## TEXT TO READ
══════════════════════════════

ANALYSIS. John Storer writes about the growing crisis enveloping a controversial new contract to run court interpreter services.
I live and work as a criminal defence lawyer in Boston, Lincolnshire, a fairly small market town, some 125 miles north of London.
A town that has seen dramatic changes in the last 10 years: in 2001, the population was around 35,000 and it’s now around the 45,000. The massive increase is almost exclusively down to the influx of migrant workers that have come here from other EU countries to work on the land or in the many food factories that provide most of the work here.
Today, some 20%-25% of our client base is non-English speaking and pretty much every court sitting has at least three interpreters. Over the years, we have got to know and, much more importantly, trust the interpreters we come across every day. They play a vital role in the proper administration of justice – not just for the defence but for police and prosecution also. Many victims of crime, and many witnesses, do not have a sufficient grasp of English to make a complaint or give a full account of what they have seen.
Interpreters are involved at the outset – from taking complaints and witness statements, through to acting as translators during interviews with suspects, and then to assisting the court in making sure the defendant or witness understands and is understood. They assist both prosecution and defence and, without them, the entire criminal justice system in our area would be in deep trouble.

══════════════════════════════

## MATERIAL
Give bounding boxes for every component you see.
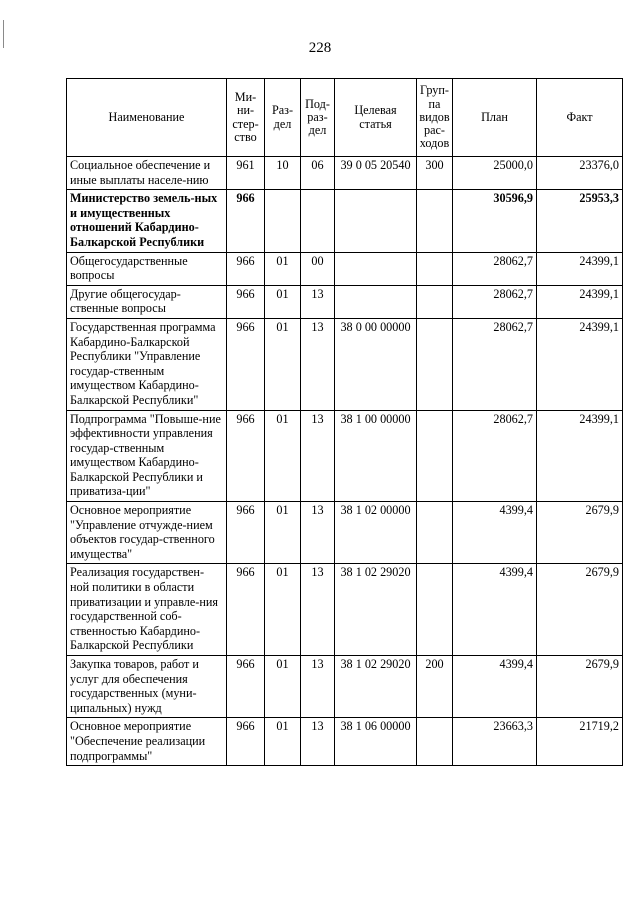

══════════════════════════════

## TASK INSTRUCTIONS
In the text about court interpreters, what was the population of Boston, Lincolnshire in 2001? The lines are separate material with no connection to the text about court interpreters.

## CORRECT RESPONSE
Around 35,000.